** Start The records **

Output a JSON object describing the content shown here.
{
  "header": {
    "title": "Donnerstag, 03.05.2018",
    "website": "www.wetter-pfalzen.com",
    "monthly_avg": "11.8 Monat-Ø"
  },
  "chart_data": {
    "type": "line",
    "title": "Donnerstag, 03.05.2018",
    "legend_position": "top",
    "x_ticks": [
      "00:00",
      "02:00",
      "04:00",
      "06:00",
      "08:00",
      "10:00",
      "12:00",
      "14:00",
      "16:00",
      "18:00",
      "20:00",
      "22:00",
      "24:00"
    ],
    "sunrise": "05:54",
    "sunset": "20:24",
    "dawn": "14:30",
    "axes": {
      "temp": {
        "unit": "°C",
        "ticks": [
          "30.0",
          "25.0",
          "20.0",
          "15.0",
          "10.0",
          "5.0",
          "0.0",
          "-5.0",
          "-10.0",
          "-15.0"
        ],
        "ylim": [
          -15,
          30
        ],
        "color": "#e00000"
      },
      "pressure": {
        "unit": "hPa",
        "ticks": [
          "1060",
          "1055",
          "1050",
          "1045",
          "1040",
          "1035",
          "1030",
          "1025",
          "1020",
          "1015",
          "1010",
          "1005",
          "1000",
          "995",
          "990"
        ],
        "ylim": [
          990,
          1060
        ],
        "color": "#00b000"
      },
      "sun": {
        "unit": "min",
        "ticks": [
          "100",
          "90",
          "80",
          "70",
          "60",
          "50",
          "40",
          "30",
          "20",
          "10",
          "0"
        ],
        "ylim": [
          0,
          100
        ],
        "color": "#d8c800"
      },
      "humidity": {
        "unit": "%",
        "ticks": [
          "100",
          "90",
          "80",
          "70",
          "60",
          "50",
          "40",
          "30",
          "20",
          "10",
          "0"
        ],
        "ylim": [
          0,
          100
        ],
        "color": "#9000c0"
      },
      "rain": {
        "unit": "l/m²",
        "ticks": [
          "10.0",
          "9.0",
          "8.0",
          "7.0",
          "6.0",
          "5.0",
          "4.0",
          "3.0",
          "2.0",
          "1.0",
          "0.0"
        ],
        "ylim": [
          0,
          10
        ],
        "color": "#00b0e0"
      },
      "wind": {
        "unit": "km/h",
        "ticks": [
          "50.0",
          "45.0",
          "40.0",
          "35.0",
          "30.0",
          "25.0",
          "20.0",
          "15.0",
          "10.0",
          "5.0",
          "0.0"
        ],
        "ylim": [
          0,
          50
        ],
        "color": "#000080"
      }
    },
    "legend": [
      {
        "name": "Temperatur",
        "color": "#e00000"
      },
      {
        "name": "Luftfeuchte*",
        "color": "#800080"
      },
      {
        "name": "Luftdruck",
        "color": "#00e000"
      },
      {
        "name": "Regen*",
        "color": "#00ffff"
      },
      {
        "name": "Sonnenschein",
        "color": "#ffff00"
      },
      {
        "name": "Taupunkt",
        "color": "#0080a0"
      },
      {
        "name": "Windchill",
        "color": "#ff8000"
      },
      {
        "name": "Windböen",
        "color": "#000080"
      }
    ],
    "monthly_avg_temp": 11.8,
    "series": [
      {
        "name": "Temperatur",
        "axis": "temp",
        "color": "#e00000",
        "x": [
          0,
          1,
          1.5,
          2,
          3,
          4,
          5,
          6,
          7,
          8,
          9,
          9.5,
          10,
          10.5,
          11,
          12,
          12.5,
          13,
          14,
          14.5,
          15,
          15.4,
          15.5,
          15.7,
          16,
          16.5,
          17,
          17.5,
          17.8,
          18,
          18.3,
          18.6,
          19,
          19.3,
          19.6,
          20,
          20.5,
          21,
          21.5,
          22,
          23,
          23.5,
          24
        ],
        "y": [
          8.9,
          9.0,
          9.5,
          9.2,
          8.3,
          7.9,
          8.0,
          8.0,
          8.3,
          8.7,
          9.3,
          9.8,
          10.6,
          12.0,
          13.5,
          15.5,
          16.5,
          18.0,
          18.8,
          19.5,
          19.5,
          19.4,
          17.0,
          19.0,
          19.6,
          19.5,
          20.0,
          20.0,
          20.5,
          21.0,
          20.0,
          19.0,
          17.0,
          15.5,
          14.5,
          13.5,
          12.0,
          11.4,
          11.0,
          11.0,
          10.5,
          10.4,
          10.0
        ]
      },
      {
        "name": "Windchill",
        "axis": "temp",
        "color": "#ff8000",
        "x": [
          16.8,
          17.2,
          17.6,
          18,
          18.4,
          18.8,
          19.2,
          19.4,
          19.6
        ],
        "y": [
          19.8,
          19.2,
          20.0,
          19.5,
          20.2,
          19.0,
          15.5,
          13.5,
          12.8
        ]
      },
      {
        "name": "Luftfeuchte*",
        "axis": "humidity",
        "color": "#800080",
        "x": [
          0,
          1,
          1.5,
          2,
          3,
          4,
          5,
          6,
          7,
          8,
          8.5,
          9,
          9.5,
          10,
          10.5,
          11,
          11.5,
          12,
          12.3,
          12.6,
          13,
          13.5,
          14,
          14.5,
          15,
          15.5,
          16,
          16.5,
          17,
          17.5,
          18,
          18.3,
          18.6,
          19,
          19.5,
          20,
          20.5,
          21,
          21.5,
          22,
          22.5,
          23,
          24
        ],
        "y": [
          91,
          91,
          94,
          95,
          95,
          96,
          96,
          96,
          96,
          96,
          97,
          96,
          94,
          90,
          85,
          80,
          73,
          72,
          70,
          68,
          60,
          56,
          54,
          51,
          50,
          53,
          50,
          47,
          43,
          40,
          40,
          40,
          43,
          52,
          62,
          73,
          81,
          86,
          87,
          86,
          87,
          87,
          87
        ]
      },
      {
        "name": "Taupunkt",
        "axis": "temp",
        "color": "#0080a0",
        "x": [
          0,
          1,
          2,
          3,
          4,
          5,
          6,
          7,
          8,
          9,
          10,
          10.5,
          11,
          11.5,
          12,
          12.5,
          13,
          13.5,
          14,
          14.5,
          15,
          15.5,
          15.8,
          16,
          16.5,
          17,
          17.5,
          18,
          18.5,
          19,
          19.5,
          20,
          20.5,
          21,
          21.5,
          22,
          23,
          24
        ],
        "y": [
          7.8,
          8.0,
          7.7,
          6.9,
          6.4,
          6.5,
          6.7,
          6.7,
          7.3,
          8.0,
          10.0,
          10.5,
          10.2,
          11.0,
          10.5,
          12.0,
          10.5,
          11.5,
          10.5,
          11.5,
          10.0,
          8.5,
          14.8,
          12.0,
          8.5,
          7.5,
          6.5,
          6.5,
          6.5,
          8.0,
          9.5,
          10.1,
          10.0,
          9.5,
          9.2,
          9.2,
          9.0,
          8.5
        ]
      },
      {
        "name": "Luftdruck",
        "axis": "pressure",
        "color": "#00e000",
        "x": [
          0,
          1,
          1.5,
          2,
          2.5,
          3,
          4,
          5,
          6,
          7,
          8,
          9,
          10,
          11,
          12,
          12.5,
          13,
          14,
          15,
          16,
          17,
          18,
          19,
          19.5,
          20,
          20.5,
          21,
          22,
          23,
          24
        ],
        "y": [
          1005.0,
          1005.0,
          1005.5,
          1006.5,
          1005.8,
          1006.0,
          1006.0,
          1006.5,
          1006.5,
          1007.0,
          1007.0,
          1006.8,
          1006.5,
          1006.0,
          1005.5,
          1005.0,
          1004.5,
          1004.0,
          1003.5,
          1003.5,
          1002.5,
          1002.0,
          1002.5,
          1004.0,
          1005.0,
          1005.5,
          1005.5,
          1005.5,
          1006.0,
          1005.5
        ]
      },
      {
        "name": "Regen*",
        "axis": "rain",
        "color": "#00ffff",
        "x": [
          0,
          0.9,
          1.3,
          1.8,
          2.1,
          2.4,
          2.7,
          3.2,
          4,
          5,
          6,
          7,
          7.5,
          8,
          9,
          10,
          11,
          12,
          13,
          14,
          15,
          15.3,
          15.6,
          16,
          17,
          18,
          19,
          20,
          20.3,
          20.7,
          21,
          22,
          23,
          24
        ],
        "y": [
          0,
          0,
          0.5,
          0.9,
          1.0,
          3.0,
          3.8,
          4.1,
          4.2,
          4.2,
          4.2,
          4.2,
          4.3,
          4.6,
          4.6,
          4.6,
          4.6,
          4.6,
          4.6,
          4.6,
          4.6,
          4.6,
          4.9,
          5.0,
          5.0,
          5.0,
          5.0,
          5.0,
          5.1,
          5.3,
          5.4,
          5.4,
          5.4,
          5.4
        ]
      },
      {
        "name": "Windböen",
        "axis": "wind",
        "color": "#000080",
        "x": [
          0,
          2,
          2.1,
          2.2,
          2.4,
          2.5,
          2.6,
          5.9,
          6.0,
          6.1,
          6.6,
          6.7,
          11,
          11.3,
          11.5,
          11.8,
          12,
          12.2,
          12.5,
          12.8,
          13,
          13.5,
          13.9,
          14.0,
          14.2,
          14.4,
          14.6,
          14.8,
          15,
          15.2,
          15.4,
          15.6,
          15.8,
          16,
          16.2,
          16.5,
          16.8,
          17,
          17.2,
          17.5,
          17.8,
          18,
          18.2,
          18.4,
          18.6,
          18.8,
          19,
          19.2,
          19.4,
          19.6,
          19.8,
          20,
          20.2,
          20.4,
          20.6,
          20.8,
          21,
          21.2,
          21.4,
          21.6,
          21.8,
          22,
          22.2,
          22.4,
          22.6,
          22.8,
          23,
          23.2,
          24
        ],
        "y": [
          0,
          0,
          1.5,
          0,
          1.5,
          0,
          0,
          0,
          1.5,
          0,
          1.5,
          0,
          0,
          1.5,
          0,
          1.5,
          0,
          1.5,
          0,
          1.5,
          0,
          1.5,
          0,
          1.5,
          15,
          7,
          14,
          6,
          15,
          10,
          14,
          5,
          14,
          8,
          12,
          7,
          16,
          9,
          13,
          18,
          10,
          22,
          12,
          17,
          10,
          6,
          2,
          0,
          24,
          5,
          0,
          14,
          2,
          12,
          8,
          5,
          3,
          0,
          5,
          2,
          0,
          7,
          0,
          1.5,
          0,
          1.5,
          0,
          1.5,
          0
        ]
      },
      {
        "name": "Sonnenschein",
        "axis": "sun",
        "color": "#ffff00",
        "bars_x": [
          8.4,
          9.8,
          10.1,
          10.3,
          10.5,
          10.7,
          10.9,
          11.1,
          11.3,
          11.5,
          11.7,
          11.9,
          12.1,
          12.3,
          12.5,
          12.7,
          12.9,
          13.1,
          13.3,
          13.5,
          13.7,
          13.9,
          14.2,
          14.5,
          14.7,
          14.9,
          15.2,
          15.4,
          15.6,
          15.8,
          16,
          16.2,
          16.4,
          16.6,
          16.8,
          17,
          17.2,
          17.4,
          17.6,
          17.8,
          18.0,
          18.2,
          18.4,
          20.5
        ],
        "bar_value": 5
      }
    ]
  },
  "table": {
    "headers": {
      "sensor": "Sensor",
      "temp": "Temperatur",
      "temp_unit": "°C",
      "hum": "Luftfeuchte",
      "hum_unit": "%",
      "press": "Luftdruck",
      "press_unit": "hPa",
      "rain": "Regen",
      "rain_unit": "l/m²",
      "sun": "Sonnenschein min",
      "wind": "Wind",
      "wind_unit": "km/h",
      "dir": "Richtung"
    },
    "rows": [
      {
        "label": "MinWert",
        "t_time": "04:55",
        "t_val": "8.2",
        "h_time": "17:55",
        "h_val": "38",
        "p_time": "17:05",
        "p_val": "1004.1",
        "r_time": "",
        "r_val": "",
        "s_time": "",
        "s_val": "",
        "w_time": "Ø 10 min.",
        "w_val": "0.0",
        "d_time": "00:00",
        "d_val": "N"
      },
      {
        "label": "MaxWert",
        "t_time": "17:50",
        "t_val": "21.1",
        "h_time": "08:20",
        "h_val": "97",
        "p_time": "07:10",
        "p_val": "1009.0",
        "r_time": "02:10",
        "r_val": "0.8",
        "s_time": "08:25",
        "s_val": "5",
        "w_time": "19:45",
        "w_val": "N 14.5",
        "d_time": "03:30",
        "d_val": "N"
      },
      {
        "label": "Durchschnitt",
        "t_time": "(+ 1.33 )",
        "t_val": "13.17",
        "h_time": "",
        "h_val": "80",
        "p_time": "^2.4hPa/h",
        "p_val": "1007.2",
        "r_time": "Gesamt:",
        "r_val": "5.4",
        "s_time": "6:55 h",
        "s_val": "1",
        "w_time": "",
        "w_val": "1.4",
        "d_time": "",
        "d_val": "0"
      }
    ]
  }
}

** End The records **

Filter the entries above down to the lines containing the word "axis".

Task answer:
        "axis": "temp",
        "axis": "temp",
        "axis": "humidity",
        "axis": "temp",
        "axis": "pressure",
        "axis": "rain",
        "axis": "wind",
        "axis": "sun",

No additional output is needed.